## PROBLEM REQUIREMENTS
Each record needs to be echoed exactly; can you do that?

[Stored items]
********

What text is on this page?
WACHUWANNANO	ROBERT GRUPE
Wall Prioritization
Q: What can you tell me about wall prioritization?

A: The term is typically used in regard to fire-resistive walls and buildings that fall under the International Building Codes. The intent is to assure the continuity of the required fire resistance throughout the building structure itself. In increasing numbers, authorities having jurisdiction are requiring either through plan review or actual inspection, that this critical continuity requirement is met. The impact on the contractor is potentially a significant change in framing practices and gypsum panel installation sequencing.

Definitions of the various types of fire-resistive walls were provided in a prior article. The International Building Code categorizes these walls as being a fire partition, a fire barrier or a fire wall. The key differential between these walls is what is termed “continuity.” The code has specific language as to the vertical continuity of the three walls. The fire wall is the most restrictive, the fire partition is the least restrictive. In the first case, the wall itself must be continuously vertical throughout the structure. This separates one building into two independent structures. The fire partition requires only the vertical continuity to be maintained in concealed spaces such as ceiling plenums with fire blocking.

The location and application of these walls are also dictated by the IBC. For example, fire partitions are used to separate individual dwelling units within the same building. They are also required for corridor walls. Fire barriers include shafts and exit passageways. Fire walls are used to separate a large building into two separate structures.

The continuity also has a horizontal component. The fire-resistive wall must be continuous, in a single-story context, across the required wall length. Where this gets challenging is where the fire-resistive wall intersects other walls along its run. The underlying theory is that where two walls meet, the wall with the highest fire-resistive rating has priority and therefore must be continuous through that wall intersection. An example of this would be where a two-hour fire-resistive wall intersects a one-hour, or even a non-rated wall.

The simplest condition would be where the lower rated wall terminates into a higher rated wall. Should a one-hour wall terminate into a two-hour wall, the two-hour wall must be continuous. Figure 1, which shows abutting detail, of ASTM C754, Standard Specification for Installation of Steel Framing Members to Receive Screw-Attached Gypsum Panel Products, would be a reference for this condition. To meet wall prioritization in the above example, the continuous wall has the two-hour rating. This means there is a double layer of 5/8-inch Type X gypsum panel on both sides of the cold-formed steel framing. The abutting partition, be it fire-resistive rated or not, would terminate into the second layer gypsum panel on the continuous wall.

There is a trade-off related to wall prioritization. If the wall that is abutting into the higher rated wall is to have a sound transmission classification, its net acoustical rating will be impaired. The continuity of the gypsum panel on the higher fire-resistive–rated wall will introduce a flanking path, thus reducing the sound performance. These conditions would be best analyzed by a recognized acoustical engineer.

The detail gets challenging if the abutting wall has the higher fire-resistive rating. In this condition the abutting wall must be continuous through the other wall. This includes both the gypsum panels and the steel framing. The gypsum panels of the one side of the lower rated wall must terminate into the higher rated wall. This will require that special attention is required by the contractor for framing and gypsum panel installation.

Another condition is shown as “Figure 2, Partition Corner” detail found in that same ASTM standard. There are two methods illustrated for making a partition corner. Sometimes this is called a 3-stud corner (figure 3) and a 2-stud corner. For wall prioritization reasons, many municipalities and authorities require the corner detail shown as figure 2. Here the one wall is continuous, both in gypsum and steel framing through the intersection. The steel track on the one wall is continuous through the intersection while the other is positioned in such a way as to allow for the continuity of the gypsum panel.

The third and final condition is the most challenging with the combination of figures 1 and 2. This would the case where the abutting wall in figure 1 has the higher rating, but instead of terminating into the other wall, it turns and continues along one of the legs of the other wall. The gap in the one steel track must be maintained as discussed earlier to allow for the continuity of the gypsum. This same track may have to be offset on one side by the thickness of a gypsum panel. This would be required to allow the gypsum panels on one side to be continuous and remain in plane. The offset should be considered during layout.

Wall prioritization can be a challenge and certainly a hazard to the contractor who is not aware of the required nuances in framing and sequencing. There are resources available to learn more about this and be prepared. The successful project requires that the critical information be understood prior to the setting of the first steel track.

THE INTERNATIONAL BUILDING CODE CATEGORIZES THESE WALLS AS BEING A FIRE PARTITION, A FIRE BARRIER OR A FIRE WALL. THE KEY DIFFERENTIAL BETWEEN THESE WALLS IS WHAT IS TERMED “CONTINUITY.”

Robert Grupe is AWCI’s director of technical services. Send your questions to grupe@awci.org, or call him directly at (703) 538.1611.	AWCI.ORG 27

********

## COMPLETE OUTPUT
What text is on this page?
WACHUWANNANO	ROBERT GRUPE
Wall Prioritization
Q: What can you tell me about wall prioritization?

A: The term is typically used in regard to fire-resistive walls and buildings that fall under the International Building Codes. The intent is to assure the continuity of the required fire resistance throughout the building structure itself. In increasing numbers, authorities having jurisdiction are requiring either through plan review or actual inspection, that this critical continuity requirement is met. The impact on the contractor is potentially a significant change in framing practices and gypsum panel installation sequencing.

Definitions of the various types of fire-resistive walls were provided in a prior article. The International Building Code categorizes these walls as being a fire partition, a fire barrier or a fire wall. The key differential between these walls is what is termed “continuity.” The code has specific language as to the vertical continuity of the three walls. The fire wall is the most restrictive, the fire partition is the least restrictive. In the first case, the wall itself must be continuously vertical throughout the structure. This separates one building into two independent structures. The fire partition requires only the vertical continuity to be maintained in concealed spaces such as ceiling plenums with fire blocking.

The location and application of these walls are also dictated by the IBC. For example, fire partitions are used to separate individual dwelling units within the same building. They are also required for corridor walls. Fire barriers include shafts and exit passageways. Fire walls are used to separate a large building into two separate structures.

The continuity also has a horizontal component. The fire-resistive wall must be continuous, in a single-story context, across the required wall length. Where this gets challenging is where the fire-resistive wall intersects other walls along its run. The underlying theory is that where two walls meet, the wall with the highest fire-resistive rating has priority and therefore must be continuous through that wall intersection. An example of this would be where a two-hour fire-resistive wall intersects a one-hour, or even a non-rated wall.

The simplest condition would be where the lower rated wall terminates into a higher rated wall. Should a one-hour wall terminate into a two-hour wall, the two-hour wall must be continuous. Figure 1, which shows abutting detail, of ASTM C754, Standard Specification for Installation of Steel Framing Members to Receive Screw-Attached Gypsum Panel Products, would be a reference for this condition. To meet wall prioritization in the above example, the continuous wall has the two-hour rating. This means there is a double layer of 5/8-inch Type X gypsum panel on both sides of the cold-formed steel framing. The abutting partition, be it fire-resistive rated or not, would terminate into the second layer gypsum panel on the continuous wall.

There is a trade-off related to wall prioritization. If the wall that is abutting into the higher rated wall is to have a sound transmission classification, its net acoustical rating will be impaired. The continuity of the gypsum panel on the higher fire-resistive–rated wall will introduce a flanking path, thus reducing the sound performance. These conditions would be best analyzed by a recognized acoustical engineer.

The detail gets challenging if the abutting wall has the higher fire-resistive rating. In this condition the abutting wall must be continuous through the other wall. This includes both the gypsum panels and the steel framing. The gypsum panels of the one side of the lower rated wall must terminate into the higher rated wall. This will require that special attention is required by the contractor for framing and gypsum panel installation.

Another condition is shown as “Figure 2, Partition Corner” detail found in that same ASTM standard. There are two methods illustrated for making a partition corner. Sometimes this is called a 3-stud corner (figure 3) and a 2-stud corner. For wall prioritization reasons, many municipalities and authorities require the corner detail shown as figure 2. Here the one wall is continuous, both in gypsum and steel framing through the intersection. The steel track on the one wall is continuous through the intersection while the other is positioned in such a way as to allow for the continuity of the gypsum panel.

The third and final condition is the most challenging with the combination of figures 1 and 2. This would the case where the abutting wall in figure 1 has the higher rating, but instead of terminating into the other wall, it turns and continues along one of the legs of the other wall. The gap in the one steel track must be maintained as discussed earlier to allow for the continuity of the gypsum. This same track may have to be offset on one side by the thickness of a gypsum panel. This would be required to allow the gypsum panels on one side to be continuous and remain in plane. The offset should be considered during layout.

Wall prioritization can be a challenge and certainly a hazard to the contractor who is not aware of the required nuances in framing and sequencing. There are resources available to learn more about this and be prepared. The successful project requires that the critical information be understood prior to the setting of the first steel track.

THE INTERNATIONAL BUILDING CODE CATEGORIZES THESE WALLS AS BEING A FIRE PARTITION, A FIRE BARRIER OR A FIRE WALL. THE KEY DIFFERENTIAL BETWEEN THESE WALLS IS WHAT IS TERMED “CONTINUITY.”

Robert Grupe is AWCI’s director of technical services. Send your questions to grupe@awci.org, or call him directly at (703) 538.1611.	AWCI.ORG 27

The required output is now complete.